══ PASSAGE

Rouge : avis sur une histoire de fantômes romantiques
1984. Deux journalistes font la connaissance de Fleur, le fantôme d’une courtisane décédée cinquante ans auparavant. Elle s’est en effet suicidée aux côtés de son amant Chan Chen-Pang afin de vivre dans la mort une relation qui lui était interdite par la famille de son compagnon. Désormais, elle erre dans Hong-Kong à la recherche de son âme sœur, clé unique de son éternel repos…
Dans l’inconscient collectif du public contemporain (et pour certains réalisateurs), parler de mélodrame au cinéma se résume au long-métrage de Wong Kar-Wai, In the Mood for Love. Cette réflexion réductrice écarte d’emblée les travaux modernes de Clint Eastwood (L’Échange, Sur la route de Madison), Todd Haynes (Carol, Loin du paradis), des films tels que Cold War et quelques bijoux asiatiques (Millenium Actress), mais aussi l’apport des maîtres d’antan : Douglas Sirk, Mikio Naruse, Kenji Mizoguchi et Joseph Mankiewicz.

Et l’aura du long-métrage chinois éclipse également le grand artisan local dans le genre qui débuta à la fin des années quatre-vingt (comme Wong Kar-Wai d’ailleurs), à savoir Stanley Kwan. Or, redécouvrir son œuvre aujourd’hui revient à mettre en perspective les conditions des son ascension. Lorsqu’il fit ses premières armes en 1985 avec Women, l’industrie nationale entama un nouvel âge d’or sous l’impulsion du duo Tsui Hark, John Woo. Et pour Stanley Kwan, il s’avérera difficile de tirer son épingle du jeu parmi les joutes endiablées proposées par ses deux compatriotes, avec un style presque incompatible.
Mais le réalisateur ne se découragea pas et accoucha la même année qu’Histoire de fantômes chinois, un autre long-métrage romantique hanté par des spectres mélancoliques et dont la trame scénaristique renvoie clairement à celles des Contes de la lune vague après la pluie de Mizoguchi et de L’Aventure de madame Muir de Mankiewicz. Néanmoins, si son tissu narratif se réfère aux deux mastodontes précités, sa forme rappelle par moments la flamboyance incandescente d’un Douglas Sirk. Et son exposition emplie de la saveur des films d’époque trouvera écho des années plus tard dans le superbe Les Fleurs de Shanghai de Hou Hsiao-Hsien.

════
══ DONNÉES EXTRAITES

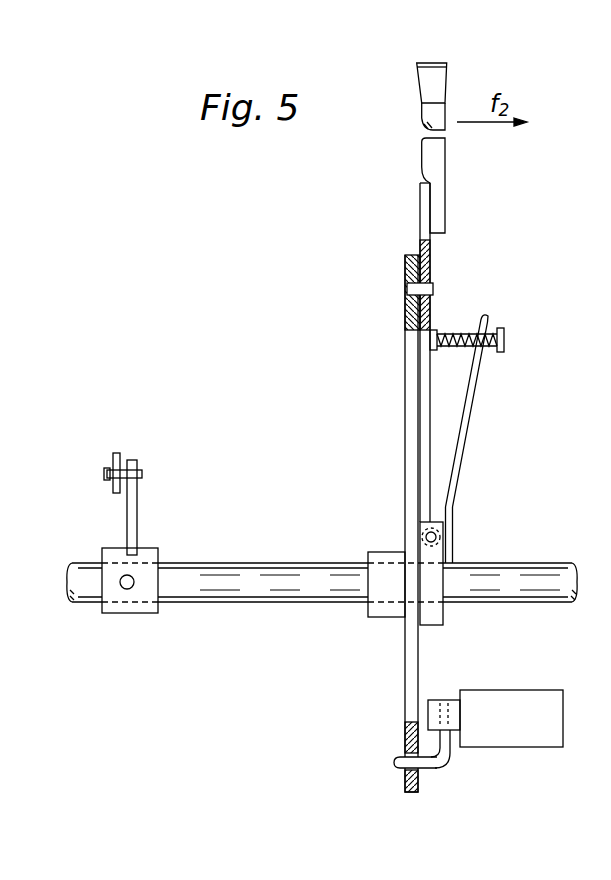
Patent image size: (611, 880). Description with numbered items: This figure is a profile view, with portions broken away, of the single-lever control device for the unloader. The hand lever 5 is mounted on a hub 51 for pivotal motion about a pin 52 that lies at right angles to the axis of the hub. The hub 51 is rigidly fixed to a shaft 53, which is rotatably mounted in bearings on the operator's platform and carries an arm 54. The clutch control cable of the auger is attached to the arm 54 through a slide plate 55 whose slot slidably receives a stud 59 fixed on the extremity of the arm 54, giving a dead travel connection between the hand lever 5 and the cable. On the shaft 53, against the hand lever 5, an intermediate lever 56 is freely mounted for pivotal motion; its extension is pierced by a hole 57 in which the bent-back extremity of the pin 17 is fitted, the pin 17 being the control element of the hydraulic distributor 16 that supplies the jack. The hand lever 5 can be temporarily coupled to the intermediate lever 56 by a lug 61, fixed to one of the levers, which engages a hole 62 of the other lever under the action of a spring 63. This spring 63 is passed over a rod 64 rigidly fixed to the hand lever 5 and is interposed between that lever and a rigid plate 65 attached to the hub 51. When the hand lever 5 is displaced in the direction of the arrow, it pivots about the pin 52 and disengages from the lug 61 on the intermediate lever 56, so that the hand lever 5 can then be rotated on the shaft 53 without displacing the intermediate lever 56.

The hand lever 5 is at (436, 165).
The distributor 16 is at (532, 737).
The pin 17 is at (427, 763).
The hub 51 is at (436, 617).
The pin 52 is at (442, 535).
The shaft 53 is at (278, 600).
The arm 54 is at (137, 502).
The slide plate 55 is at (115, 465).
The intermediate lever 56 is at (405, 380).
The hole 57 is at (402, 757).
The stud 59 is at (103, 472).
The lug 61 is at (408, 290).
The hole 62 is at (433, 288).
The spring 63 is at (467, 343).
The rod 64 is at (453, 333).
The rigid plate 65 is at (477, 422).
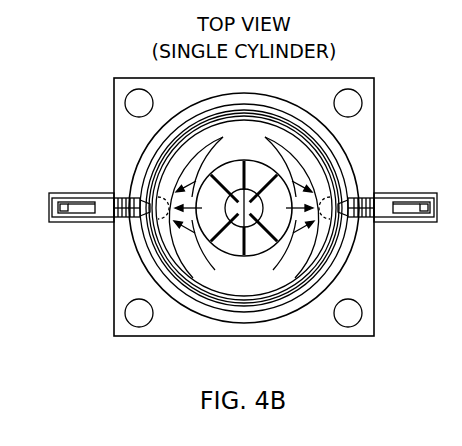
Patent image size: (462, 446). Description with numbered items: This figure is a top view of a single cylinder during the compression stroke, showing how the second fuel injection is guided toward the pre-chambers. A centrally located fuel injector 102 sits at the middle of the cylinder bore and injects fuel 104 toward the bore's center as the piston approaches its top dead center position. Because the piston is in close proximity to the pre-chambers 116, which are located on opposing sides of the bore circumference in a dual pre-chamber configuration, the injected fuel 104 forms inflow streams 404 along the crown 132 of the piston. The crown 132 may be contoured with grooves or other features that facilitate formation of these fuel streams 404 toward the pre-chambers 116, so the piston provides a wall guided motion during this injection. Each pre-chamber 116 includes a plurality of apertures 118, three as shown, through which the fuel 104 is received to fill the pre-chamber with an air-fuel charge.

The fuel injector 102 is at (248, 238).
The fuel 104 is at (240, 250).
The pre-chambers 116 is at (143, 200).
The apertures 118 is at (150, 220).
The crown 132 is at (165, 165).
The inflow streams 404 is at (172, 166).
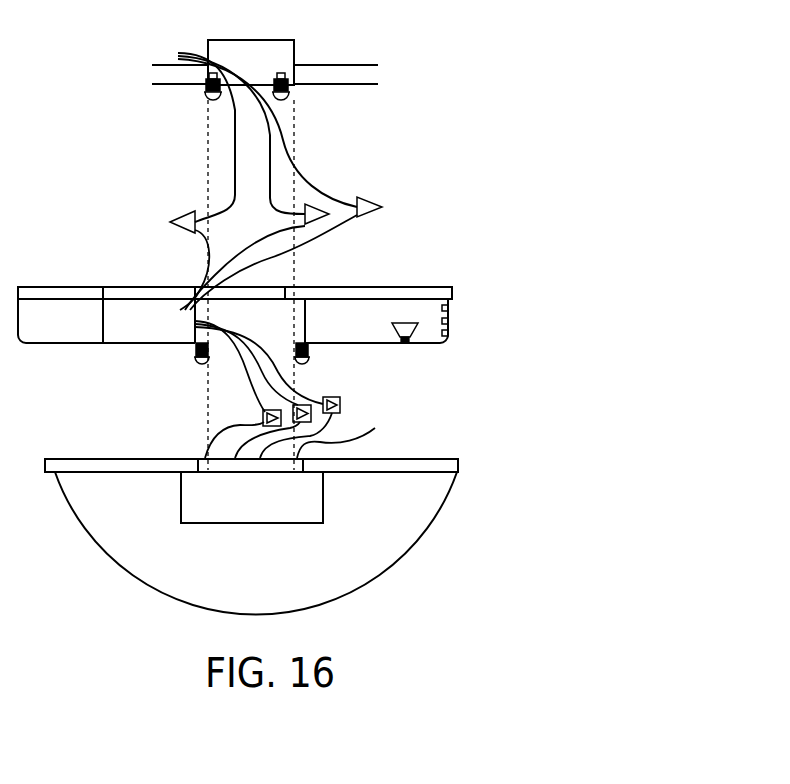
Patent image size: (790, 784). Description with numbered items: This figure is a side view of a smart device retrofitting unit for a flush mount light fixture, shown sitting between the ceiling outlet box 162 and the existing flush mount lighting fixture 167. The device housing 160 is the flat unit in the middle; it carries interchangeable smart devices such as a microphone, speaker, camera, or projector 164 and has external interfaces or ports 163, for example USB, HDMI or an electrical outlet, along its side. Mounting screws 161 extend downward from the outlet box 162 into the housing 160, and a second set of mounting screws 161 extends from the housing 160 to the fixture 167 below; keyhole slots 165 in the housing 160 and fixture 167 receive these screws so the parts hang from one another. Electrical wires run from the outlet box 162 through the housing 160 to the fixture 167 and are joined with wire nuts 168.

The device housing 160 is at (359, 323).
The mounting screw 161 is at (224, 100).
The outlet box 162 is at (303, 48).
The external interface and/or port 163 is at (453, 306).
The microphone, speaker, camera, or projector 164 is at (408, 319).
The keyhole slot 165 is at (284, 286).
The flush mount lighting fixture 167 is at (359, 519).
The wire nut 168 is at (184, 212).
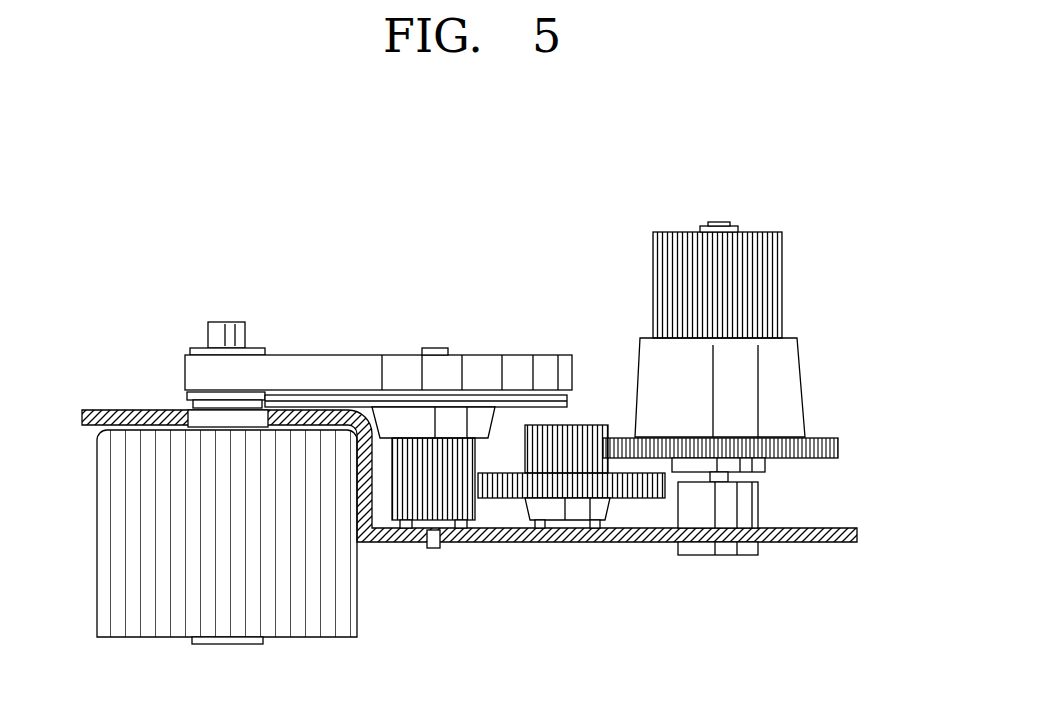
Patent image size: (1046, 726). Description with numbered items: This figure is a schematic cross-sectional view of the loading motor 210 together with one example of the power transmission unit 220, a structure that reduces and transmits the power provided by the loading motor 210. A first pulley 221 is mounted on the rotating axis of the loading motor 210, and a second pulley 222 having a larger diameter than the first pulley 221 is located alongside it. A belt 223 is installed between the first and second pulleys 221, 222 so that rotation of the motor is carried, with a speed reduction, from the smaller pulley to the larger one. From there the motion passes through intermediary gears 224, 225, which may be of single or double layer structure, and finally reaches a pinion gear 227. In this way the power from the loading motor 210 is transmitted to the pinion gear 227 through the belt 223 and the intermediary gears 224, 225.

The loading motor 210 is at (112, 563).
The power transmission unit 220 is at (846, 278).
The first pulley 221 is at (262, 350).
The second pulley 222 is at (565, 398).
The belt 223 is at (363, 358).
The intermediary gear 224 is at (452, 520).
The intermediary gear 225 is at (628, 497).
The pinion gear 227 is at (673, 253).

════

■ **ÉNONCÉ 1**
D'après le passage, en quelle année et avec quel film Stanley Kwan a-t-il fait ses premières armes ?
■ **ÉNONCÉ 2**
Donnez sous forme de liste numérotée, sans les lignes vides, la partie des enregistrements qui commence à la ligne contenant « Patent image size: (790, 784). » et se termine à la ligne contenant « The wire nut 168 is at (184, 212). ».
Le passage et les enregistrements n'ont aucun lien entre eux.

■ **BONNE RÉPONSE 1**
En 1985, avec Women.

■ **BONNE RÉPONSE 2**
1. Patent image size: (790, 784). Description with numbered items: This figure is a side view of a smart device retrofitting unit for a flush mount light fixture, shown sitting between the ceiling outlet box 162 and the existing flush mount lighting fixture 167. The device housing 160 is the flat unit in the middle; it carries interchangeable smart devices such as a microphone, speaker, camera, or projector 164 and has external interfaces or ports 163, for example USB, HDMI or an electrical outlet, along its side. Mounting screws 161 extend downward from the outlet box 162 into the housing 160, and a second set of mounting screws 161 extends from the housing 160 to the fixture 167 below; keyhole slots 165 in the housing 160 and fixture 167 receive these screws so the parts hang from one another. Electrical wires run from the outlet box 162 through the housing 160 to the fixture 167 and are joined with wire nuts 168.
2. The device housing 160 is at (359, 323).
3. The mounting screw 161 is at (224, 100).
4. The outlet box 162 is at (303, 48).
5. The external interface and/or port 163 is at (453, 306).
6. The microphone, speaker, camera, or projector 164 is at (408, 319).
7. The keyhole slot 165 is at (284, 286).
8. The flush mount lighting fixture 167 is at (359, 519).
9. The wire nut 168 is at (184, 212).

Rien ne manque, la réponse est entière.